---------- DATA ----------

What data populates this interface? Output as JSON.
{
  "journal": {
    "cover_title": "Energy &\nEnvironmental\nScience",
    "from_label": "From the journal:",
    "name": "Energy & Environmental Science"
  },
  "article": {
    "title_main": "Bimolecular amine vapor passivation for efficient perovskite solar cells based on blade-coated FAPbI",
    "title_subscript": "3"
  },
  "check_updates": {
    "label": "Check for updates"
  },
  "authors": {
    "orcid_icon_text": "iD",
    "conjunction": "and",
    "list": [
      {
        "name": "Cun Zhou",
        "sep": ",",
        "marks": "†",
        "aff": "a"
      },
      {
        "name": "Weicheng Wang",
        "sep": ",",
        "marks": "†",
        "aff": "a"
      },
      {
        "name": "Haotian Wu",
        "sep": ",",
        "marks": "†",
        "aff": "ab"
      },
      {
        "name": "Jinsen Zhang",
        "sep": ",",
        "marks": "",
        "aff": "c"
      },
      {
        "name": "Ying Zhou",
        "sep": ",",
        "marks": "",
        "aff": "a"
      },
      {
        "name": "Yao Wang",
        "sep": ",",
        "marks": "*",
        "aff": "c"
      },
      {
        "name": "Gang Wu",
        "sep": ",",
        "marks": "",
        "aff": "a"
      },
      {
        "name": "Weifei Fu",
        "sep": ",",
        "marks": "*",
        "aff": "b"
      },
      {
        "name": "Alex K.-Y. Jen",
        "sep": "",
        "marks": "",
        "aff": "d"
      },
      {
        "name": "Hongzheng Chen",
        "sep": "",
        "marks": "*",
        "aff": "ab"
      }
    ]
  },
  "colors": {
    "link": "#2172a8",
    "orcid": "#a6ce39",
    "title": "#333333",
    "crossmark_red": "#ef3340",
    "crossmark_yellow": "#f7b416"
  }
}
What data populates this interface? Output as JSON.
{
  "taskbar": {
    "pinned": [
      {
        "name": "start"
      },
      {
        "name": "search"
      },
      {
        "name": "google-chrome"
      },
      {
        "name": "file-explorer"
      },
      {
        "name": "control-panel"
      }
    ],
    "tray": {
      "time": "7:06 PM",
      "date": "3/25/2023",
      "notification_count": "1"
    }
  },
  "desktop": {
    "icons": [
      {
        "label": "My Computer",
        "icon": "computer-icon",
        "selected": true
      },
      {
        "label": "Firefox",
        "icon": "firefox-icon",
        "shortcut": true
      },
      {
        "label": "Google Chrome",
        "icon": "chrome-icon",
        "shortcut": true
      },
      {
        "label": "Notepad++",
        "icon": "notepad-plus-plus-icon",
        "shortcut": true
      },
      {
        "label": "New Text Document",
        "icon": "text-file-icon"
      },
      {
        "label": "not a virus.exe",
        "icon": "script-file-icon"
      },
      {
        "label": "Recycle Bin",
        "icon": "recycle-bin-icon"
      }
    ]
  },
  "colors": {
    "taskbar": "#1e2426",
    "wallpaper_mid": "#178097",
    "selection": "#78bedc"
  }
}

----------

Please give the number of lines in the data above that contain the word "Energy", with nothing else.

RESULT BELOW: 2